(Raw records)
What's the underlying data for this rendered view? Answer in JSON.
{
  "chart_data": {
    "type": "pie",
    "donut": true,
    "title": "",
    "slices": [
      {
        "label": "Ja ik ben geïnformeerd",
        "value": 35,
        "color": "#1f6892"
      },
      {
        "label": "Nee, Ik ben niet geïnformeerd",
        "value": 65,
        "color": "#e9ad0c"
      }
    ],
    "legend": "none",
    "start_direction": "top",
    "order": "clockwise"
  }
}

== WHAT THIS TASK INVOLVES ==
Exactly reproduce every record.

== FINISHED TASK ==
What's the underlying data for this rendered view? Answer in JSON.
{
  "chart_data": {
    "type": "pie",
    "donut": true,
    "title": "",
    "slices": [
      {
        "label": "Ja ik ben geïnformeerd",
        "value": 35,
        "color": "#1f6892"
      },
      {
        "label": "Nee, Ik ben niet geïnformeerd",
        "value": 65,
        "color": "#e9ad0c"
      }
    ],
    "legend": "none",
    "start_direction": "top",
    "order": "clockwise"
  }
}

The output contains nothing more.